## Provided information
▶
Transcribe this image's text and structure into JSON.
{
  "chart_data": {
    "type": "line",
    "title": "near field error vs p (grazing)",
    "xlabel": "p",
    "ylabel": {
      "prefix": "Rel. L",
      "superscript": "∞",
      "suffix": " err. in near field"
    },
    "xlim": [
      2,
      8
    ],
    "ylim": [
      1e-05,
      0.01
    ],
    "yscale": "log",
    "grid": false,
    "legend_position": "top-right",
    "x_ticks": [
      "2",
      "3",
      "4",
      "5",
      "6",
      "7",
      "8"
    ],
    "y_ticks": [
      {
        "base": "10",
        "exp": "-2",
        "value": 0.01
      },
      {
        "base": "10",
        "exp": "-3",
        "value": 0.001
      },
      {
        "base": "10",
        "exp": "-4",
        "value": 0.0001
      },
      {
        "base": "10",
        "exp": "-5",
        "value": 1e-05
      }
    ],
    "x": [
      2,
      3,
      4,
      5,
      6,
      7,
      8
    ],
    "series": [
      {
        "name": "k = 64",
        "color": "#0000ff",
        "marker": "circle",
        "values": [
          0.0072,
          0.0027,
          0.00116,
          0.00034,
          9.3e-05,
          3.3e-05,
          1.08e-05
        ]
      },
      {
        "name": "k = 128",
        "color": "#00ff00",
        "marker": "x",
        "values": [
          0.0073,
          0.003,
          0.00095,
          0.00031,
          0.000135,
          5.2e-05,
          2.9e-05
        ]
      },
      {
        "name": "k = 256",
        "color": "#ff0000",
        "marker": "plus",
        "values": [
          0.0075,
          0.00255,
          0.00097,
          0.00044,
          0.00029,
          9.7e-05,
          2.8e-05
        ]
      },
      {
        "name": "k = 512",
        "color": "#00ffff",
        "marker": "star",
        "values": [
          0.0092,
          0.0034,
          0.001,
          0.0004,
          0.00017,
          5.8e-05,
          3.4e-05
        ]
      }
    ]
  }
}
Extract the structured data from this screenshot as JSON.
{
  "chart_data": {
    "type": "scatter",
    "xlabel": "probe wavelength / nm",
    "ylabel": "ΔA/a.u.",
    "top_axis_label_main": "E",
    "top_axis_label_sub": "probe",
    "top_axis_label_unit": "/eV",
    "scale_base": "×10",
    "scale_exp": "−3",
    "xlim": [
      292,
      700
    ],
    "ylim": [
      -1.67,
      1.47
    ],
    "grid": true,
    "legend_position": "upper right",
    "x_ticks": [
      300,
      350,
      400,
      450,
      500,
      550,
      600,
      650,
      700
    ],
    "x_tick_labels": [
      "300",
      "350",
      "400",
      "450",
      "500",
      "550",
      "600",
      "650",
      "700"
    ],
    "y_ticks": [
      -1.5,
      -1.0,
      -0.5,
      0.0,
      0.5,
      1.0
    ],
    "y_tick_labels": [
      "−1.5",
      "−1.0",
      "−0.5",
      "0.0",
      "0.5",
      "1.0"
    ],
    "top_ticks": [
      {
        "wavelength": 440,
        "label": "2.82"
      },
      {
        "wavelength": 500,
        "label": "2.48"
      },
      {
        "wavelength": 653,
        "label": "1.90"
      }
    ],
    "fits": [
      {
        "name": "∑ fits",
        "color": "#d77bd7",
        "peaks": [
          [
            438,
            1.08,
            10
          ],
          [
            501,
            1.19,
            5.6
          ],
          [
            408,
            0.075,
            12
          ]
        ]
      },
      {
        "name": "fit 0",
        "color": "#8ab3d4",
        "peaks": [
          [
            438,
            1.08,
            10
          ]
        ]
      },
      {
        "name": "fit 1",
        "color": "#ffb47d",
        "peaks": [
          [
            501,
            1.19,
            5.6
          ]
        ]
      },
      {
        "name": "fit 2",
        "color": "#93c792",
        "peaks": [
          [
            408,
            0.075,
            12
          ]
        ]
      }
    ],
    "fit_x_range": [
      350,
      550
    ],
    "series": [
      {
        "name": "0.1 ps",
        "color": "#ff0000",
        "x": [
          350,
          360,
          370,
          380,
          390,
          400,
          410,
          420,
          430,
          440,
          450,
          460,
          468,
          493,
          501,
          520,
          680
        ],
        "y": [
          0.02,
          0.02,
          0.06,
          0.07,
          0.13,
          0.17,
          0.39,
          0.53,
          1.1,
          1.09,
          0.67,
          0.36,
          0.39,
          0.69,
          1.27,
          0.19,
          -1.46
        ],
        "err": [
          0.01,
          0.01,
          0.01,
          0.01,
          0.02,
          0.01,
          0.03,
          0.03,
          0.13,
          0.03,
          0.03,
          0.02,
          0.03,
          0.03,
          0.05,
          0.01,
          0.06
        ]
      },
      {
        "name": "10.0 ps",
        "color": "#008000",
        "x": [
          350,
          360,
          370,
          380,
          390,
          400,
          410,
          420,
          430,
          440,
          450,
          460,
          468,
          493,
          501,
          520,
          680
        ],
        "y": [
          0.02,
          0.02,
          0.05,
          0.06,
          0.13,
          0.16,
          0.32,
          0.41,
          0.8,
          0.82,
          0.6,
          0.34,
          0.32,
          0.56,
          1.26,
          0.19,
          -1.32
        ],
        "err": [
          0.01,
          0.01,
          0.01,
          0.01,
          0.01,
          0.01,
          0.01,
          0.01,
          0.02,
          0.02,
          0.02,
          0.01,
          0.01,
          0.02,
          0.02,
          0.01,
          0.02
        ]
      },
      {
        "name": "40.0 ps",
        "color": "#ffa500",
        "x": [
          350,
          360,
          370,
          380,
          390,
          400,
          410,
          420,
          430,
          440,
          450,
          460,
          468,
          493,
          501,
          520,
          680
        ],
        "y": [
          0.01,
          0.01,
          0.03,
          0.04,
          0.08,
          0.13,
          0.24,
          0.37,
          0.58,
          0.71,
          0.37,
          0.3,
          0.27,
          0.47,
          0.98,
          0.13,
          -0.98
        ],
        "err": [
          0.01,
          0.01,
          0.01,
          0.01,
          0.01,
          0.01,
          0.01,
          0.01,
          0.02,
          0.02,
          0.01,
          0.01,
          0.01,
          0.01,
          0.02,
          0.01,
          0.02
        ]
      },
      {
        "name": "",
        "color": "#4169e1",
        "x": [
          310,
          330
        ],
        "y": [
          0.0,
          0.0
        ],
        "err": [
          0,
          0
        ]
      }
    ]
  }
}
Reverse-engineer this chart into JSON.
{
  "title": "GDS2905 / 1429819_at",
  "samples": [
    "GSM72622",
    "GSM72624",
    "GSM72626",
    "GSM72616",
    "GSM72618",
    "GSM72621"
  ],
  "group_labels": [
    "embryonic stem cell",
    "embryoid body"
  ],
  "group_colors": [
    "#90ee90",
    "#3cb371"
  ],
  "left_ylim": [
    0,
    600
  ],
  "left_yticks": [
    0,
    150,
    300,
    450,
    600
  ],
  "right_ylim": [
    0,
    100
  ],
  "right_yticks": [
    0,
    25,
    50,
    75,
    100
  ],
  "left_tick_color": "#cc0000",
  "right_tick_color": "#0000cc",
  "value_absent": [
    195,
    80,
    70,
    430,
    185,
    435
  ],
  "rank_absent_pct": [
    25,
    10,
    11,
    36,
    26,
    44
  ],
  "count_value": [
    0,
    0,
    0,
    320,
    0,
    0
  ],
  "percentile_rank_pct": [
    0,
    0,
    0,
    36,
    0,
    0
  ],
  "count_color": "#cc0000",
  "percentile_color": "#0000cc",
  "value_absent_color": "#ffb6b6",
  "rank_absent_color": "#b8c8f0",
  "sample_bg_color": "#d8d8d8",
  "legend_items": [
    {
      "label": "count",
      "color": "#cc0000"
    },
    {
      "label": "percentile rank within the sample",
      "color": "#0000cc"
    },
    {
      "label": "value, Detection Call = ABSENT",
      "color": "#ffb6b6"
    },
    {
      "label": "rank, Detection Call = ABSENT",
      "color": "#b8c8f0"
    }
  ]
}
◀
## The problem
All of the entries should be written out again exactly.

## Answer to this problem
Transcribe this image's text and structure into JSON.
{
  "chart_data": {
    "type": "line",
    "title": "near field error vs p (grazing)",
    "xlabel": "p",
    "ylabel": {
      "prefix": "Rel. L",
      "superscript": "∞",
      "suffix": " err. in near field"
    },
    "xlim": [
      2,
      8
    ],
    "ylim": [
      1e-05,
      0.01
    ],
    "yscale": "log",
    "grid": false,
    "legend_position": "top-right",
    "x_ticks": [
      "2",
      "3",
      "4",
      "5",
      "6",
      "7",
      "8"
    ],
    "y_ticks": [
      {
        "base": "10",
        "exp": "-2",
        "value": 0.01
      },
      {
        "base": "10",
        "exp": "-3",
        "value": 0.001
      },
      {
        "base": "10",
        "exp": "-4",
        "value": 0.0001
      },
      {
        "base": "10",
        "exp": "-5",
        "value": 1e-05
      }
    ],
    "x": [
      2,
      3,
      4,
      5,
      6,
      7,
      8
    ],
    "series": [
      {
        "name": "k = 64",
        "color": "#0000ff",
        "marker": "circle",
        "values": [
          0.0072,
          0.0027,
          0.00116,
          0.00034,
          9.3e-05,
          3.3e-05,
          1.08e-05
        ]
      },
      {
        "name": "k = 128",
        "color": "#00ff00",
        "marker": "x",
        "values": [
          0.0073,
          0.003,
          0.00095,
          0.00031,
          0.000135,
          5.2e-05,
          2.9e-05
        ]
      },
      {
        "name": "k = 256",
        "color": "#ff0000",
        "marker": "plus",
        "values": [
          0.0075,
          0.00255,
          0.00097,
          0.00044,
          0.00029,
          9.7e-05,
          2.8e-05
        ]
      },
      {
        "name": "k = 512",
        "color": "#00ffff",
        "marker": "star",
        "values": [
          0.0092,
          0.0034,
          0.001,
          0.0004,
          0.00017,
          5.8e-05,
          3.4e-05
        ]
      }
    ]
  }
}
Extract the structured data from this screenshot as JSON.
{
  "chart_data": {
    "type": "scatter",
    "xlabel": "probe wavelength / nm",
    "ylabel": "ΔA/a.u.",
    "top_axis_label_main": "E",
    "top_axis_label_sub": "probe",
    "top_axis_label_unit": "/eV",
    "scale_base": "×10",
    "scale_exp": "−3",
    "xlim": [
      292,
      700
    ],
    "ylim": [
      -1.67,
      1.47
    ],
    "grid": true,
    "legend_position": "upper right",
    "x_ticks": [
      300,
      350,
      400,
      450,
      500,
      550,
      600,
      650,
      700
    ],
    "x_tick_labels": [
      "300",
      "350",
      "400",
      "450",
      "500",
      "550",
      "600",
      "650",
      "700"
    ],
    "y_ticks": [
      -1.5,
      -1.0,
      -0.5,
      0.0,
      0.5,
      1.0
    ],
    "y_tick_labels": [
      "−1.5",
      "−1.0",
      "−0.5",
      "0.0",
      "0.5",
      "1.0"
    ],
    "top_ticks": [
      {
        "wavelength": 440,
        "label": "2.82"
      },
      {
        "wavelength": 500,
        "label": "2.48"
      },
      {
        "wavelength": 653,
        "label": "1.90"
      }
    ],
    "fits": [
      {
        "name": "∑ fits",
        "color": "#d77bd7",
        "peaks": [
          [
            438,
            1.08,
            10
          ],
          [
            501,
            1.19,
            5.6
          ],
          [
            408,
            0.075,
            12
          ]
        ]
      },
      {
        "name": "fit 0",
        "color": "#8ab3d4",
        "peaks": [
          [
            438,
            1.08,
            10
          ]
        ]
      },
      {
        "name": "fit 1",
        "color": "#ffb47d",
        "peaks": [
          [
            501,
            1.19,
            5.6
          ]
        ]
      },
      {
        "name": "fit 2",
        "color": "#93c792",
        "peaks": [
          [
            408,
            0.075,
            12
          ]
        ]
      }
    ],
    "fit_x_range": [
      350,
      550
    ],
    "series": [
      {
        "name": "0.1 ps",
        "color": "#ff0000",
        "x": [
          350,
          360,
          370,
          380,
          390,
          400,
          410,
          420,
          430,
          440,
          450,
          460,
          468,
          493,
          501,
          520,
          680
        ],
        "y": [
          0.02,
          0.02,
          0.06,
          0.07,
          0.13,
          0.17,
          0.39,
          0.53,
          1.1,
          1.09,
          0.67,
          0.36,
          0.39,
          0.69,
          1.27,
          0.19,
          -1.46
        ],
        "err": [
          0.01,
          0.01,
          0.01,
          0.01,
          0.02,
          0.01,
          0.03,
          0.03,
          0.13,
          0.03,
          0.03,
          0.02,
          0.03,
          0.03,
          0.05,
          0.01,
          0.06
        ]
      },
      {
        "name": "10.0 ps",
        "color": "#008000",
        "x": [
          350,
          360,
          370,
          380,
          390,
          400,
          410,
          420,
          430,
          440,
          450,
          460,
          468,
          493,
          501,
          520,
          680
        ],
        "y": [
          0.02,
          0.02,
          0.05,
          0.06,
          0.13,
          0.16,
          0.32,
          0.41,
          0.8,
          0.82,
          0.6,
          0.34,
          0.32,
          0.56,
          1.26,
          0.19,
          -1.32
        ],
        "err": [
          0.01,
          0.01,
          0.01,
          0.01,
          0.01,
          0.01,
          0.01,
          0.01,
          0.02,
          0.02,
          0.02,
          0.01,
          0.01,
          0.02,
          0.02,
          0.01,
          0.02
        ]
      },
      {
        "name": "40.0 ps",
        "color": "#ffa500",
        "x": [
          350,
          360,
          370,
          380,
          390,
          400,
          410,
          420,
          430,
          440,
          450,
          460,
          468,
          493,
          501,
          520,
          680
        ],
        "y": [
          0.01,
          0.01,
          0.03,
          0.04,
          0.08,
          0.13,
          0.24,
          0.37,
          0.58,
          0.71,
          0.37,
          0.3,
          0.27,
          0.47,
          0.98,
          0.13,
          -0.98
        ],
        "err": [
          0.01,
          0.01,
          0.01,
          0.01,
          0.01,
          0.01,
          0.01,
          0.01,
          0.02,
          0.02,
          0.01,
          0.01,
          0.01,
          0.01,
          0.02,
          0.01,
          0.02
        ]
      },
      {
        "name": "",
        "color": "#4169e1",
        "x": [
          310,
          330
        ],
        "y": [
          0.0,
          0.0
        ],
        "err": [
          0,
          0
        ]
      }
    ]
  }
}
Reverse-engineer this chart into JSON.
{
  "title": "GDS2905 / 1429819_at",
  "samples": [
    "GSM72622",
    "GSM72624",
    "GSM72626",
    "GSM72616",
    "GSM72618",
    "GSM72621"
  ],
  "group_labels": [
    "embryonic stem cell",
    "embryoid body"
  ],
  "group_colors": [
    "#90ee90",
    "#3cb371"
  ],
  "left_ylim": [
    0,
    600
  ],
  "left_yticks": [
    0,
    150,
    300,
    450,
    600
  ],
  "right_ylim": [
    0,
    100
  ],
  "right_yticks": [
    0,
    25,
    50,
    75,
    100
  ],
  "left_tick_color": "#cc0000",
  "right_tick_color": "#0000cc",
  "value_absent": [
    195,
    80,
    70,
    430,
    185,
    435
  ],
  "rank_absent_pct": [
    25,
    10,
    11,
    36,
    26,
    44
  ],
  "count_value": [
    0,
    0,
    0,
    320,
    0,
    0
  ],
  "percentile_rank_pct": [
    0,
    0,
    0,
    36,
    0,
    0
  ],
  "count_color": "#cc0000",
  "percentile_color": "#0000cc",
  "value_absent_color": "#ffb6b6",
  "rank_absent_color": "#b8c8f0",
  "sample_bg_color": "#d8d8d8",
  "legend_items": [
    {
      "label": "count",
      "color": "#cc0000"
    },
    {
      "label": "percentile rank within the sample",
      "color": "#0000cc"
    },
    {
      "label": "value, Detection Call = ABSENT",
      "color": "#ffb6b6"
    },
    {
      "label": "rank, Detection Call = ABSENT",
      "color": "#b8c8f0"
    }
  ]
}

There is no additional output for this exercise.